» GOAL
Every record should be repeated exactly, except that pictures are left out.

» INPUT FOR THIS TASK
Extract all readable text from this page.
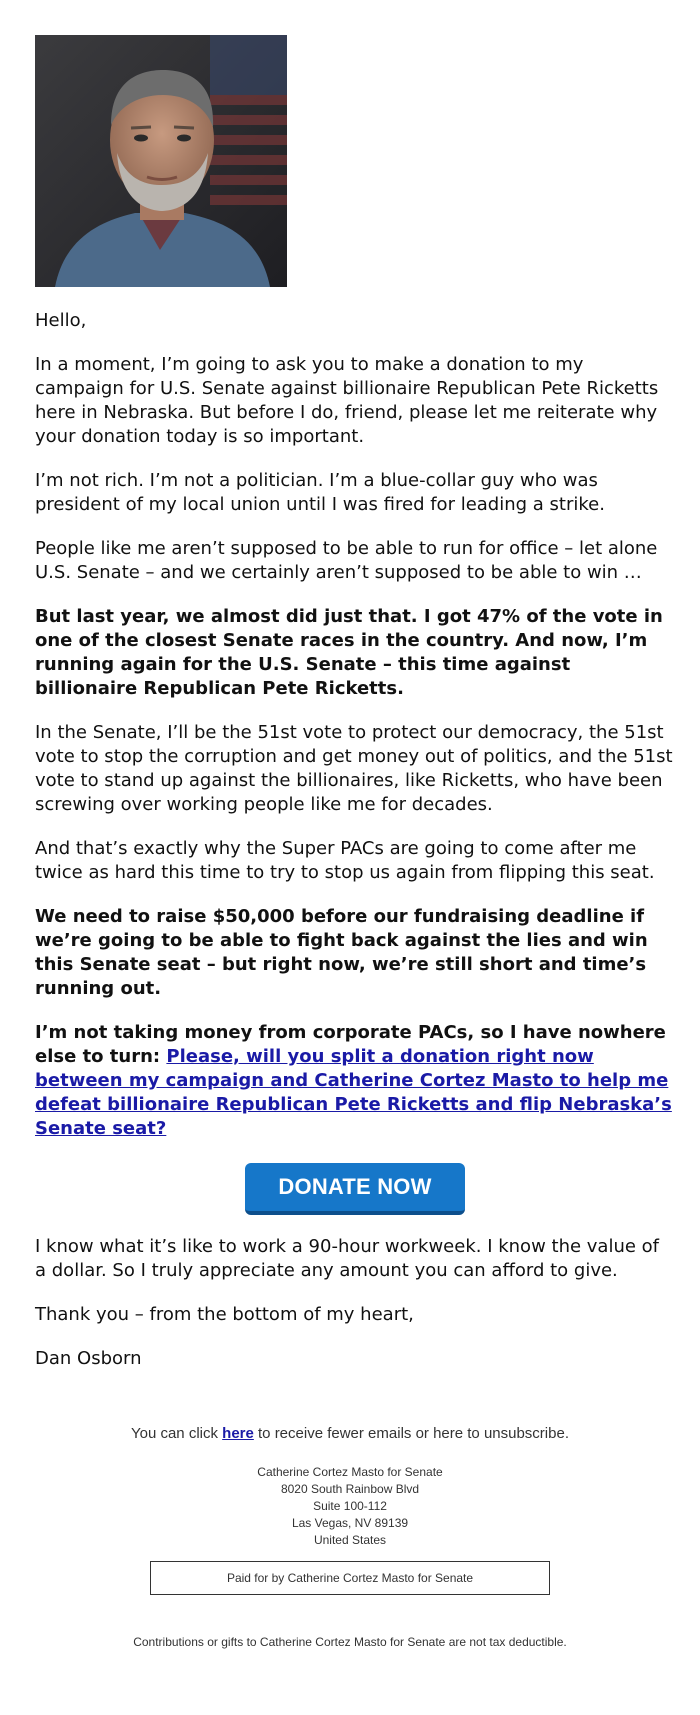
Hello,

In a moment, I’m going to ask you to make a donation to my campaign for U.S. Senate against billionaire Republican Pete Ricketts here in Nebraska. But before I do, friend, please let me reiterate why your donation today is so important.

I’m not rich. I’m not a politician. I’m a blue-collar guy who was president of my local union until I was fired for leading a strike.

People like me aren’t supposed to be able to run for office – let alone U.S. Senate – and we certainly aren’t supposed to be able to win …

But last year, we almost did just that. I got 47% of the vote in one of the closest Senate races in the country. And now, I’m running again for the U.S. Senate – this time against billionaire Republican Pete Ricketts.

In the Senate, I’ll be the 51st vote to protect our democracy, the 51st vote to stop the corruption and get money out of politics, and the 51st vote to stand up against the billionaires, like Ricketts, who have been screwing over working people like me for decades.

And that’s exactly why the Super PACs are going to come after me twice as hard this time to try to stop us again from flipping this seat.

We need to raise $50,000 before our fundraising deadline if we’re going to be able to fight back against the lies and win this Senate seat – but right now, we’re still short and time’s running out.

I’m not taking money from corporate PACs, so I have nowhere else to turn: Please, will you split a donation right now between my campaign and Catherine Cortez Masto to help me defeat billionaire Republican Pete Ricketts and flip Nebraska’s Senate seat?

DONATE NOW

I know what it’s like to work a 90-hour workweek. I know the value of a dollar. So I truly appreciate any amount you can afford to give.

Thank you – from the bottom of my heart,

Dan Osborn

You can click here to receive fewer emails or here to unsubscribe.

Catherine Cortez Masto for Senate
8020 South Rainbow Blvd
Suite 100-112
Las Vegas, NV 89139
United States
Paid for by Catherine Cortez Masto for Senate
Contributions or gifts to Catherine Cortez Masto for Senate are not tax deductible.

» ANSWER TO THE PROBLEM
Extract all readable text from this page.
Hello,

In a moment, I’m going to ask you to make a donation to my campaign for U.S. Senate against billionaire Republican Pete Ricketts here in Nebraska. But before I do, friend, please let me reiterate why your donation today is so important.

I’m not rich. I’m not a politician. I’m a blue-collar guy who was president of my local union until I was fired for leading a strike.

People like me aren’t supposed to be able to run for office – let alone U.S. Senate – and we certainly aren’t supposed to be able to win …

But last year, we almost did just that. I got 47% of the vote in one of the closest Senate races in the country. And now, I’m running again for the U.S. Senate – this time against billionaire Republican Pete Ricketts.

In the Senate, I’ll be the 51st vote to protect our democracy, the 51st vote to stop the corruption and get money out of politics, and the 51st vote to stand up against the billionaires, like Ricketts, who have been screwing over working people like me for decades.

And that’s exactly why the Super PACs are going to come after me twice as hard this time to try to stop us again from flipping this seat.

We need to raise $50,000 before our fundraising deadline if we’re going to be able to fight back against the lies and win this Senate seat – but right now, we’re still short and time’s running out.

I’m not taking money from corporate PACs, so I have nowhere else to turn: Please, will you split a donation right now between my campaign and Catherine Cortez Masto to help me defeat billionaire Republican Pete Ricketts and flip Nebraska’s Senate seat?

DONATE NOW

I know what it’s like to work a 90-hour workweek. I know the value of a dollar. So I truly appreciate any amount you can afford to give.

Thank you – from the bottom of my heart,

Dan Osborn

You can click here to receive fewer emails or here to unsubscribe.

Catherine Cortez Masto for Senate
8020 South Rainbow Blvd
Suite 100-112
Las Vegas, NV 89139
United States
Paid for by Catherine Cortez Masto for Senate
Contributions or gifts to Catherine Cortez Masto for Senate are not tax deductible.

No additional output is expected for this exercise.